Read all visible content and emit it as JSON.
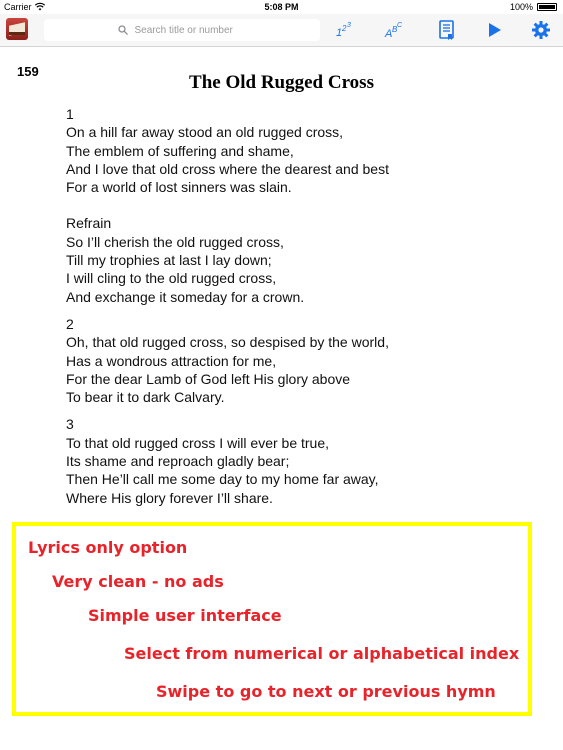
{
  "status_bar": {
    "carrier": "Carrier",
    "time": "5:08 PM",
    "battery": "100%"
  },
  "toolbar": {
    "search_placeholder": "Search title or number",
    "icons": [
      "app-icon",
      "search-icon",
      "numerical-index-icon",
      "alphabetical-index-icon",
      "lyrics-page-icon",
      "play-icon",
      "gear-icon"
    ]
  },
  "hymn": {
    "number": "159",
    "title": "The Old Rugged Cross",
    "stanzas": [
      {
        "label": "1",
        "lines": [
          "On a hill far away stood an old rugged cross,",
          "The emblem of suffering and shame,",
          "And I love that old cross where the dearest and best",
          "For a world of lost sinners was slain."
        ]
      },
      {
        "label": "Refrain",
        "lines": [
          "So I’ll cherish the old rugged cross,",
          "Till my trophies at last I lay down;",
          "I will cling to the old rugged cross,",
          "And exchange it someday for a crown."
        ]
      },
      {
        "label": "2",
        "lines": [
          "Oh, that old rugged cross, so despised by the world,",
          "Has a wondrous attraction for me,",
          "For the dear Lamb of God left His glory above",
          "To bear it to dark Calvary."
        ]
      },
      {
        "label": "3",
        "lines": [
          "To that old rugged cross I will ever be true,",
          "Its shame and reproach gladly bear;",
          "Then He’ll call me some day to my home far away,",
          "Where His glory forever I’ll share."
        ]
      }
    ]
  },
  "features": [
    "Lyrics only option",
    "Very clean - no ads",
    "Simple user interface",
    "Select from numerical or alphabetical index",
    "Swipe to go to next or previous hymn"
  ],
  "colors": {
    "accent": "#1a73e8",
    "feature_text": "#e8232a",
    "feature_border": "#ffff00"
  }
}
◇ ◇ ◇ ◇
» Exercise description
Make an exact copy of the data, leaving its pictures out.

» The solution
Read all visible content and emit it as JSON.
{
  "status_bar": {
    "carrier": "Carrier",
    "time": "5:08 PM",
    "battery": "100%"
  },
  "toolbar": {
    "search_placeholder": "Search title or number",
    "icons": [
      "app-icon",
      "search-icon",
      "numerical-index-icon",
      "alphabetical-index-icon",
      "lyrics-page-icon",
      "play-icon",
      "gear-icon"
    ]
  },
  "hymn": {
    "number": "159",
    "title": "The Old Rugged Cross",
    "stanzas": [
      {
        "label": "1",
        "lines": [
          "On a hill far away stood an old rugged cross,",
          "The emblem of suffering and shame,",
          "And I love that old cross where the dearest and best",
          "For a world of lost sinners was slain."
        ]
      },
      {
        "label": "Refrain",
        "lines": [
          "So I’ll cherish the old rugged cross,",
          "Till my trophies at last I lay down;",
          "I will cling to the old rugged cross,",
          "And exchange it someday for a crown."
        ]
      },
      {
        "label": "2",
        "lines": [
          "Oh, that old rugged cross, so despised by the world,",
          "Has a wondrous attraction for me,",
          "For the dear Lamb of God left His glory above",
          "To bear it to dark Calvary."
        ]
      },
      {
        "label": "3",
        "lines": [
          "To that old rugged cross I will ever be true,",
          "Its shame and reproach gladly bear;",
          "Then He’ll call me some day to my home far away,",
          "Where His glory forever I’ll share."
        ]
      }
    ]
  },
  "features": [
    "Lyrics only option",
    "Very clean - no ads",
    "Simple user interface",
    "Select from numerical or alphabetical index",
    "Swipe to go to next or previous hymn"
  ],
  "colors": {
    "accent": "#1a73e8",
    "feature_text": "#e8232a",
    "feature_border": "#ffff00"
  }
}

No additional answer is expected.